**Task directions:** Reproduce the listing below exactly. Pictures do not belong in the copy.

**Record list:**
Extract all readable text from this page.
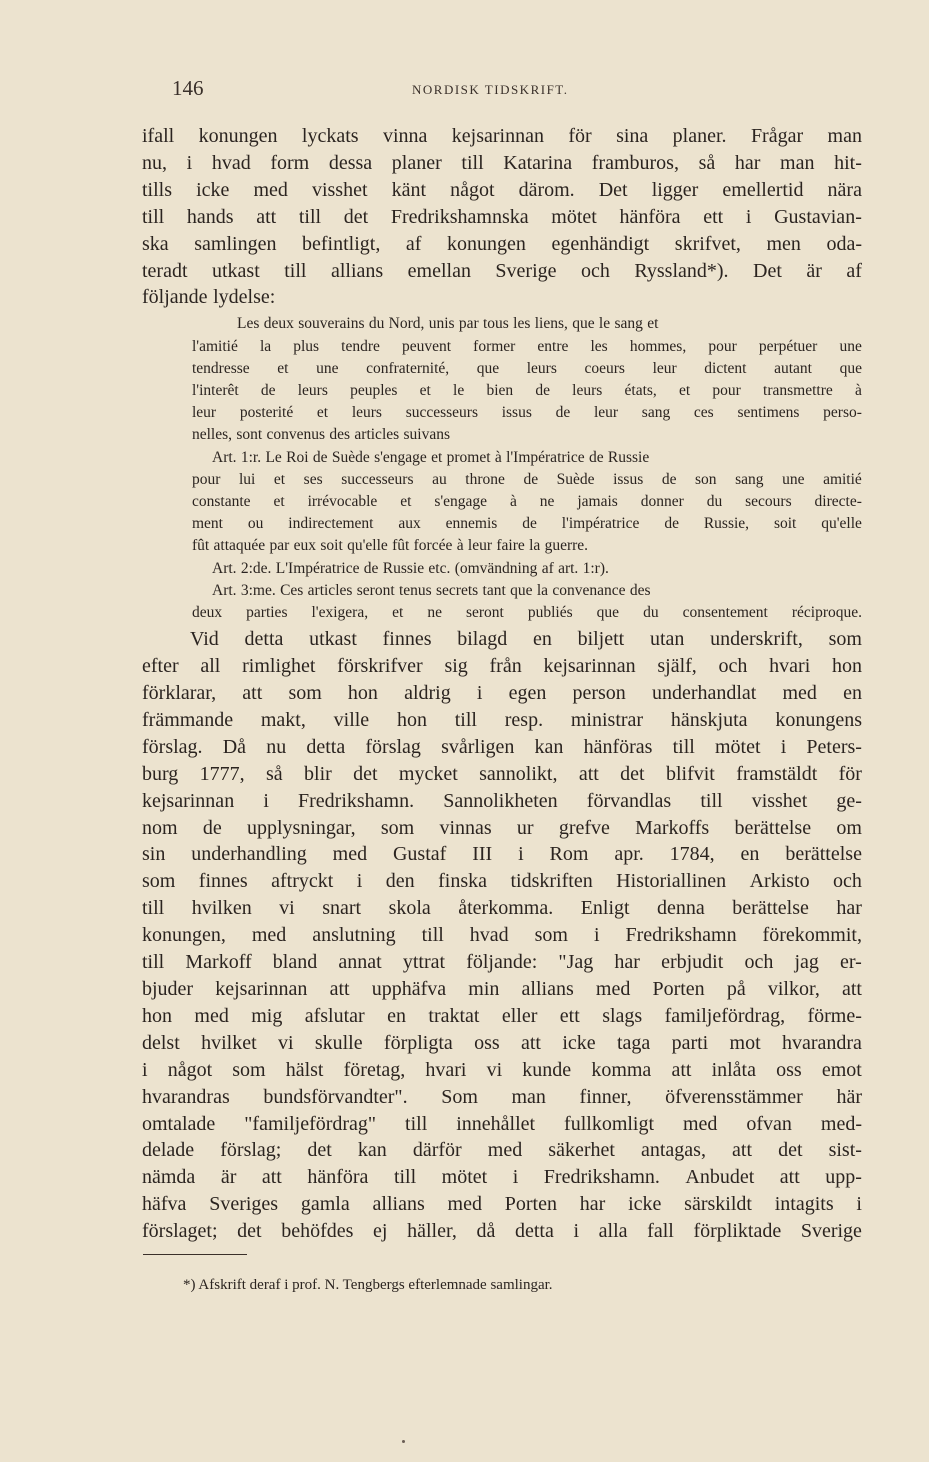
146	NORDISK TIDSKRIFT.
ifall konungen lyckats vinna kejsarinnan för sina planer. Frågar man
nu, i hvad form dessa planer till Katarina framburos, så har man hit-
tills icke med visshet känt något därom. Det ligger emellertid nära
till hands att till det Fredrikshamnska mötet hänföra ett i Gustavian-
ska samlingen befintligt, af konungen egenhändigt skrifvet, men oda-
teradt utkast till allians emellan Sverige och Ryssland*). Det är af
följande lydelse:
Les deux souverains du Nord, unis par tous les liens, que le sang et
l'amitié la plus tendre peuvent former entre les hommes, pour perpétuer une
tendresse et une confraternité, que leurs coeurs leur dictent autant que
l'interêt de leurs peuples et le bien de leurs états, et pour transmettre à
leur posterité et leurs successeurs issus de leur sang ces sentimens perso-
nelles, sont convenus des articles suivans
Art. 1:r. Le Roi de Suède s'engage et promet à l'Impératrice de Russie
pour lui et ses successeurs au throne de Suède issus de son sang une amitié
constante et irrévocable et s'engage à ne jamais donner du secours directe-
ment ou indirectement aux ennemis de l'impératrice de Russie, soit qu'elle
fût attaquée par eux soit qu'elle fût forcée à leur faire la guerre.
Art. 2:de. L'Impératrice de Russie etc. (omvändning af art. 1:r).
Art. 3:me. Ces articles seront tenus secrets tant que la convenance des
deux parties l'exigera, et ne seront publiés que du consentement réciproque.
Vid detta utkast finnes bilagd en biljett utan underskrift, som
efter all rimlighet förskrifver sig från kejsarinnan själf, och hvari hon
förklarar, att som hon aldrig i egen person underhandlat med en
främmande makt, ville hon till resp. ministrar hänskjuta konungens
förslag. Då nu detta förslag svårligen kan hänföras till mötet i Peters-
burg 1777, så blir det mycket sannolikt, att det blifvit framstäldt för
kejsarinnan i Fredrikshamn. Sannolikheten förvandlas till visshet ge-
nom de upplysningar, som vinnas ur grefve Markoffs berättelse om
sin underhandling med Gustaf III i Rom apr. 1784, en berättelse
som finnes aftryckt i den finska tidskriften Historiallinen Arkisto och
till hvilken vi snart skola återkomma. Enligt denna berättelse har
konungen, med anslutning till hvad som i Fredrikshamn förekommit,
till Markoff bland annat yttrat följande: "Jag har erbjudit och jag er-
bjuder kejsarinnan att upphäfva min allians med Porten på vilkor, att
hon med mig afslutar en traktat eller ett slags familjefördrag, förme-
delst hvilket vi skulle förpligta oss att icke taga parti mot hvarandra
i något som hälst företag, hvari vi kunde komma att inlåta oss emot
hvarandras bundsförvandter". Som man finner, öfverensstämmer här
omtalade "familjefördrag" till innehållet fullkomligt med ofvan med-
delade förslag; det kan därför med säkerhet antagas, att det sist-
nämda är att hänföra till mötet i Fredrikshamn. Anbudet att upp-
häfva Sveriges gamla allians med Porten har icke särskildt intagits i
förslaget; det behöfdes ej häller, då detta i alla fall förpliktade Sverige
*) Afskrift deraf i prof. N. Tengbergs efterlemnade samlingar.
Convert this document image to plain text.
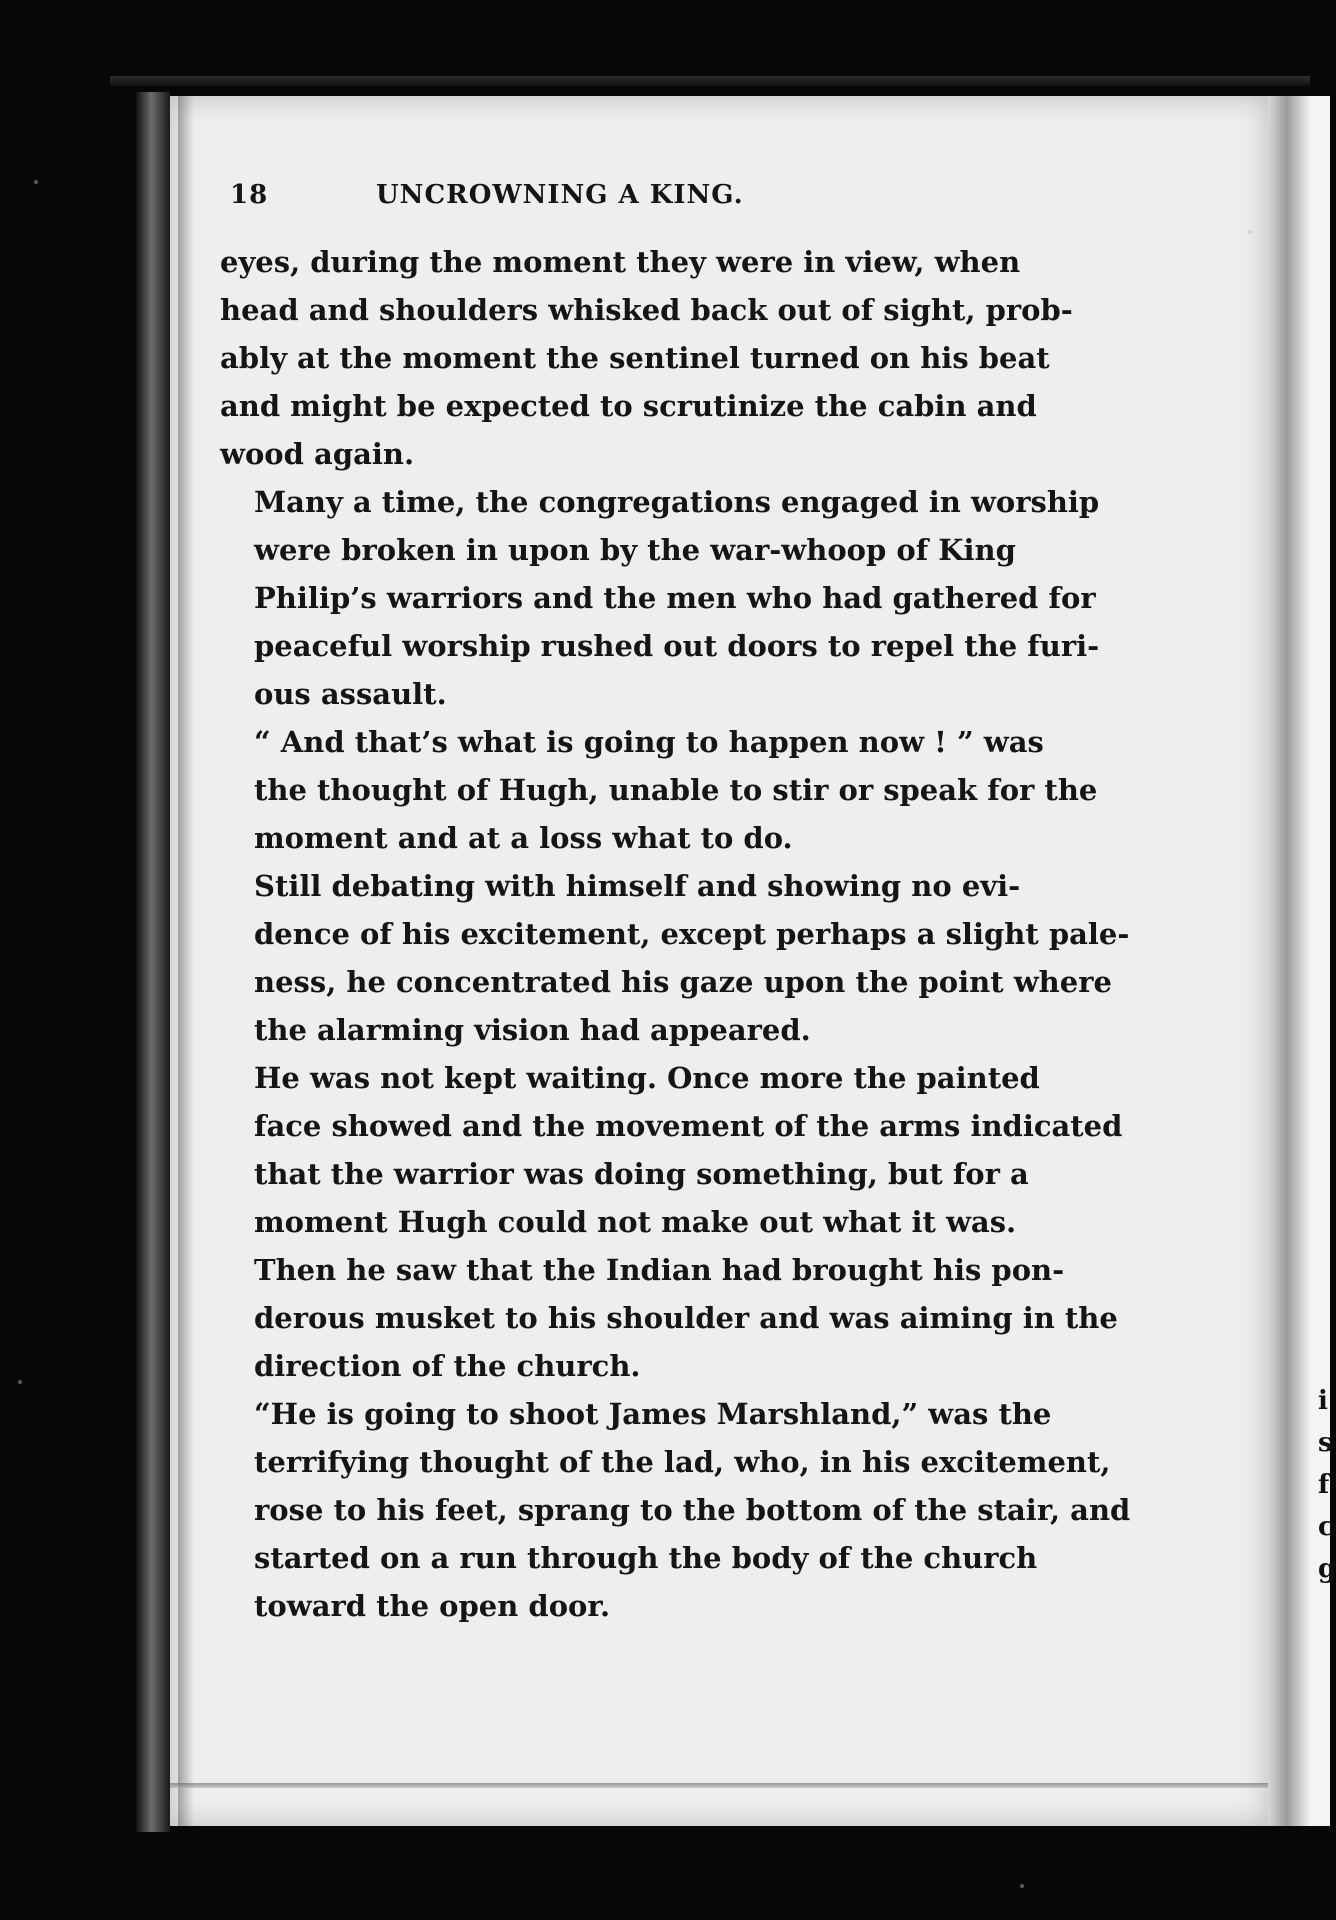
18	UNCROWNING A KING.

eyes, during the moment they were in view, when
head and shoulders whisked back out of sight, prob-
ably at the moment the sentinel turned on his beat
and might be expected to scrutinize the cabin and
wood again.

Many a time, the congregations engaged in worship
were broken in upon by the war-whoop of King
Philip’s warriors and the men who had gathered for
peaceful worship rushed out doors to repel the furi-
ous assault.

“ And that’s what is going to happen now ! ” was
the thought of Hugh, unable to stir or speak for the
moment and at a loss what to do.

Still debating with himself and showing no evi-
dence of his excitement, except perhaps a slight pale-
ness, he concentrated his gaze upon the point where
the alarming vision had appeared.

He was not kept waiting. Once more the painted
face showed and the movement of the arms indicated
that the warrior was doing something, but for a
moment Hugh could not make out what it was.
Then he saw that the Indian had brought his pon-
derous musket to his shoulder and was aiming in the
direction of the church.

“He is going to shoot James Marshland,” was the
terrifying thought of the lad, who, in his excitement,
rose to his feet, sprang to the bottom of the stair, and
started on a run through the body of the church
toward the open door.

i
s
f
c
g
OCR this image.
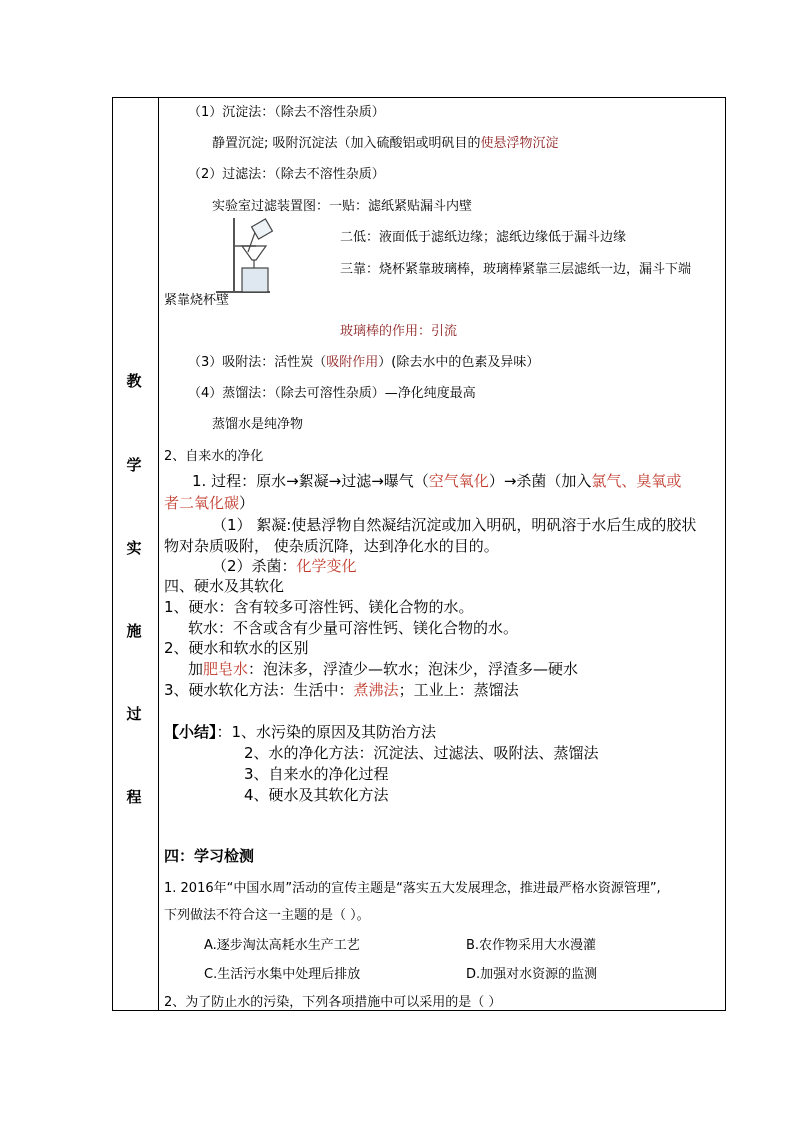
教
学
实
施
过
程
（1）沉淀法：（除去不溶性杂质）
静置沉淀; 吸附沉淀法（加入硫酸铝或明矾目的使悬浮物沉淀
（2）过滤法：（除去不溶性杂质）
实验室过滤装置图：一贴：滤纸紧贴漏斗内壁
二低：液面低于滤纸边缘；滤纸边缘低于漏斗边缘
三靠：烧杯紧靠玻璃棒，玻璃棒紧靠三层滤纸一边，漏斗下端
紧靠烧杯壁
玻璃棒的作用：引流
（3）吸附法：活性炭（吸附作用）(除去水中的色素及异味）
（4）蒸馏法：（除去可溶性杂质）—净化纯度最高
蒸馏水是纯净物
2、自来水的净化
1. 过程：原水→絮凝→过滤→曝气（空气氧化）→杀菌（加入氯气、臭氧或
者二氧化碳）
（1） 絮凝:使悬浮物自然凝结沉淀或加入明矾，明矾溶于水后生成的胶状
物对杂质吸附， 使杂质沉降，达到净化水的目的。
（2）杀菌：化学变化
四、硬水及其软化
1、硬水：含有较多可溶性钙、镁化合物的水。
软水：不含或含有少量可溶性钙、镁化合物的水。
2、硬水和软水的区别
加肥皂水：泡沫多，浮渣少—软水；泡沫少，浮渣多—硬水
3、硬水软化方法：生活中：煮沸法；工业上：蒸馏法
【小结】：1、水污染的原因及其防治方法
2、水的净化方法：沉淀法、过滤法、吸附法、蒸馏法
3、自来水的净化过程
4、硬水及其软化方法
四：学习检测
1. 2016年“中国水周”活动的宣传主题是“落实五大发展理念，推进最严格水资源管理”,
下列做法不符合这一主题的是（ ）。
A.逐步淘汰高耗水生产工艺	B.农作物采用大水漫灌
C.生活污水集中处理后排放	D.加强对水资源的监测
2、为了防止水的污染，下列各项措施中可以采用的是（ ）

**The result:**
Extract all readable text from this page.
146	NORDISK TIDSKRIFT.
ifall konungen lyckats vinna kejsarinnan för sina planer. Frågar man
nu, i hvad form dessa planer till Katarina framburos, så har man hit-
tills icke med visshet känt något därom. Det ligger emellertid nära
till hands att till det Fredrikshamnska mötet hänföra ett i Gustavian-
ska samlingen befintligt, af konungen egenhändigt skrifvet, men oda-
teradt utkast till allians emellan Sverige och Ryssland*). Det är af
följande lydelse:
Les deux souverains du Nord, unis par tous les liens, que le sang et
l'amitié la plus tendre peuvent former entre les hommes, pour perpétuer une
tendresse et une confraternité, que leurs coeurs leur dictent autant que
l'interêt de leurs peuples et le bien de leurs états, et pour transmettre à
leur posterité et leurs successeurs issus de leur sang ces sentimens perso-
nelles, sont convenus des articles suivans
Art. 1:r. Le Roi de Suède s'engage et promet à l'Impératrice de Russie
pour lui et ses successeurs au throne de Suède issus de son sang une amitié
constante et irrévocable et s'engage à ne jamais donner du secours directe-
ment ou indirectement aux ennemis de l'impératrice de Russie, soit qu'elle
fût attaquée par eux soit qu'elle fût forcée à leur faire la guerre.
Art. 2:de. L'Impératrice de Russie etc. (omvändning af art. 1:r).
Art. 3:me. Ces articles seront tenus secrets tant que la convenance des
deux parties l'exigera, et ne seront publiés que du consentement réciproque.
Vid detta utkast finnes bilagd en biljett utan underskrift, som
efter all rimlighet förskrifver sig från kejsarinnan själf, och hvari hon
förklarar, att som hon aldrig i egen person underhandlat med en
främmande makt, ville hon till resp. ministrar hänskjuta konungens
förslag. Då nu detta förslag svårligen kan hänföras till mötet i Peters-
burg 1777, så blir det mycket sannolikt, att det blifvit framstäldt för
kejsarinnan i Fredrikshamn. Sannolikheten förvandlas till visshet ge-
nom de upplysningar, som vinnas ur grefve Markoffs berättelse om
sin underhandling med Gustaf III i Rom apr. 1784, en berättelse
som finnes aftryckt i den finska tidskriften Historiallinen Arkisto och
till hvilken vi snart skola återkomma. Enligt denna berättelse har
konungen, med anslutning till hvad som i Fredrikshamn förekommit,
till Markoff bland annat yttrat följande: "Jag har erbjudit och jag er-
bjuder kejsarinnan att upphäfva min allians med Porten på vilkor, att
hon med mig afslutar en traktat eller ett slags familjefördrag, förme-
delst hvilket vi skulle förpligta oss att icke taga parti mot hvarandra
i något som hälst företag, hvari vi kunde komma att inlåta oss emot
hvarandras bundsförvandter". Som man finner, öfverensstämmer här
omtalade "familjefördrag" till innehållet fullkomligt med ofvan med-
delade förslag; det kan därför med säkerhet antagas, att det sist-
nämda är att hänföra till mötet i Fredrikshamn. Anbudet att upp-
häfva Sveriges gamla allians med Porten har icke särskildt intagits i
förslaget; det behöfdes ej häller, då detta i alla fall förpliktade Sverige
*) Afskrift deraf i prof. N. Tengbergs efterlemnade samlingar.
Convert this document image to plain text.
18	UNCROWNING A KING.

eyes, during the moment they were in view, when
head and shoulders whisked back out of sight, prob-
ably at the moment the sentinel turned on his beat
and might be expected to scrutinize the cabin and
wood again.

Many a time, the congregations engaged in worship
were broken in upon by the war-whoop of King
Philip’s warriors and the men who had gathered for
peaceful worship rushed out doors to repel the furi-
ous assault.

“ And that’s what is going to happen now ! ” was
the thought of Hugh, unable to stir or speak for the
moment and at a loss what to do.

Still debating with himself and showing no evi-
dence of his excitement, except perhaps a slight pale-
ness, he concentrated his gaze upon the point where
the alarming vision had appeared.

He was not kept waiting. Once more the painted
face showed and the movement of the arms indicated
that the warrior was doing something, but for a
moment Hugh could not make out what it was.
Then he saw that the Indian had brought his pon-
derous musket to his shoulder and was aiming in the
direction of the church.

“He is going to shoot James Marshland,” was the
terrifying thought of the lad, who, in his excitement,
rose to his feet, sprang to the bottom of the stair, and
started on a run through the body of the church
toward the open door.

i
s
f
c
g
OCR this image.
教
学
实
施
过
程
（1）沉淀法：（除去不溶性杂质）
静置沉淀; 吸附沉淀法（加入硫酸铝或明矾目的使悬浮物沉淀
（2）过滤法：（除去不溶性杂质）
实验室过滤装置图：一贴：滤纸紧贴漏斗内壁
二低：液面低于滤纸边缘；滤纸边缘低于漏斗边缘
三靠：烧杯紧靠玻璃棒，玻璃棒紧靠三层滤纸一边，漏斗下端
紧靠烧杯壁
玻璃棒的作用：引流
（3）吸附法：活性炭（吸附作用）(除去水中的色素及异味）
（4）蒸馏法：（除去可溶性杂质）—净化纯度最高
蒸馏水是纯净物
2、自来水的净化
1. 过程：原水→絮凝→过滤→曝气（空气氧化）→杀菌（加入氯气、臭氧或
者二氧化碳）
（1） 絮凝:使悬浮物自然凝结沉淀或加入明矾，明矾溶于水后生成的胶状
物对杂质吸附， 使杂质沉降，达到净化水的目的。
（2）杀菌：化学变化
四、硬水及其软化
1、硬水：含有较多可溶性钙、镁化合物的水。
软水：不含或含有少量可溶性钙、镁化合物的水。
2、硬水和软水的区别
加肥皂水：泡沫多，浮渣少—软水；泡沫少，浮渣多—硬水
3、硬水软化方法：生活中：煮沸法；工业上：蒸馏法
【小结】：1、水污染的原因及其防治方法
2、水的净化方法：沉淀法、过滤法、吸附法、蒸馏法
3、自来水的净化过程
4、硬水及其软化方法
四：学习检测
1. 2016年“中国水周”活动的宣传主题是“落实五大发展理念，推进最严格水资源管理”,
下列做法不符合这一主题的是（ ）。
A.逐步淘汰高耗水生产工艺	B.农作物采用大水漫灌
C.生活污水集中处理后排放	D.加强对水资源的监测
2、为了防止水的污染，下列各项措施中可以采用的是（ ）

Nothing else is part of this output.